Reproduce the material in full, exactly as written.

□ □ □ □

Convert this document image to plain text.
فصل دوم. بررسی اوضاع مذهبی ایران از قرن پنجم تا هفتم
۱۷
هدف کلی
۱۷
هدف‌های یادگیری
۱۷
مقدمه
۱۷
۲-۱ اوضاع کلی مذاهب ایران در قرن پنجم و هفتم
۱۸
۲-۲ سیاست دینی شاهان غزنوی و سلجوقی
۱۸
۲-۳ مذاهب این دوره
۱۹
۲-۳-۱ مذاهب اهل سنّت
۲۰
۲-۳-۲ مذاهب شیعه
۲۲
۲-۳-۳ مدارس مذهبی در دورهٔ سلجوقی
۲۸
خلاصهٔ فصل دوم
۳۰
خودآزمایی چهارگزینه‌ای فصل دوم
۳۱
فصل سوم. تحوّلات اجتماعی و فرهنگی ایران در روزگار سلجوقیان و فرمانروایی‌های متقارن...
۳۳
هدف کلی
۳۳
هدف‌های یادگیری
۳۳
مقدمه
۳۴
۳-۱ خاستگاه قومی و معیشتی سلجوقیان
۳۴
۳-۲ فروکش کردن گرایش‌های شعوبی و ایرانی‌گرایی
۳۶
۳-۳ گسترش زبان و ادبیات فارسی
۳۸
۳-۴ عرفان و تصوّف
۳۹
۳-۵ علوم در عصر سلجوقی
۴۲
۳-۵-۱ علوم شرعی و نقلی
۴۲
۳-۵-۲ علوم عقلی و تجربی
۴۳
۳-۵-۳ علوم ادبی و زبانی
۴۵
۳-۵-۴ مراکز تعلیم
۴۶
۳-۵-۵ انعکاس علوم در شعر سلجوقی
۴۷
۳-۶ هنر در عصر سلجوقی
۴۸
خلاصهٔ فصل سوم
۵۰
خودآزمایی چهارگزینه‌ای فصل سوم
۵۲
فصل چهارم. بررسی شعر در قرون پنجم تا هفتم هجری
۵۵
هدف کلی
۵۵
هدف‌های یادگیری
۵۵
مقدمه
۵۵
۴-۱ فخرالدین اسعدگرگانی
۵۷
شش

□ □ □ □

■ **EXERCISE ANSWER**:
Convert this document image to plain text.
فصل دوم. بررسی اوضاع مذهبی ایران از قرن پنجم تا هفتم
۱۷
هدف کلی
۱۷
هدف‌های یادگیری
۱۷
مقدمه
۱۷
۲-۱ اوضاع کلی مذاهب ایران در قرن پنجم و هفتم
۱۸
۲-۲ سیاست دینی شاهان غزنوی و سلجوقی
۱۸
۲-۳ مذاهب این دوره
۱۹
۲-۳-۱ مذاهب اهل سنّت
۲۰
۲-۳-۲ مذاهب شیعه
۲۲
۲-۳-۳ مدارس مذهبی در دورهٔ سلجوقی
۲۸
خلاصهٔ فصل دوم
۳۰
خودآزمایی چهارگزینه‌ای فصل دوم
۳۱
فصل سوم. تحوّلات اجتماعی و فرهنگی ایران در روزگار سلجوقیان و فرمانروایی‌های متقارن...
۳۳
هدف کلی
۳۳
هدف‌های یادگیری
۳۳
مقدمه
۳۴
۳-۱ خاستگاه قومی و معیشتی سلجوقیان
۳۴
۳-۲ فروکش کردن گرایش‌های شعوبی و ایرانی‌گرایی
۳۶
۳-۳ گسترش زبان و ادبیات فارسی
۳۸
۳-۴ عرفان و تصوّف
۳۹
۳-۵ علوم در عصر سلجوقی
۴۲
۳-۵-۱ علوم شرعی و نقلی
۴۲
۳-۵-۲ علوم عقلی و تجربی
۴۳
۳-۵-۳ علوم ادبی و زبانی
۴۵
۳-۵-۴ مراکز تعلیم
۴۶
۳-۵-۵ انعکاس علوم در شعر سلجوقی
۴۷
۳-۶ هنر در عصر سلجوقی
۴۸
خلاصهٔ فصل سوم
۵۰
خودآزمایی چهارگزینه‌ای فصل سوم
۵۲
فصل چهارم. بررسی شعر در قرون پنجم تا هفتم هجری
۵۵
هدف کلی
۵۵
هدف‌های یادگیری
۵۵
مقدمه
۵۵
۴-۱ فخرالدین اسعدگرگانی
۵۷
شش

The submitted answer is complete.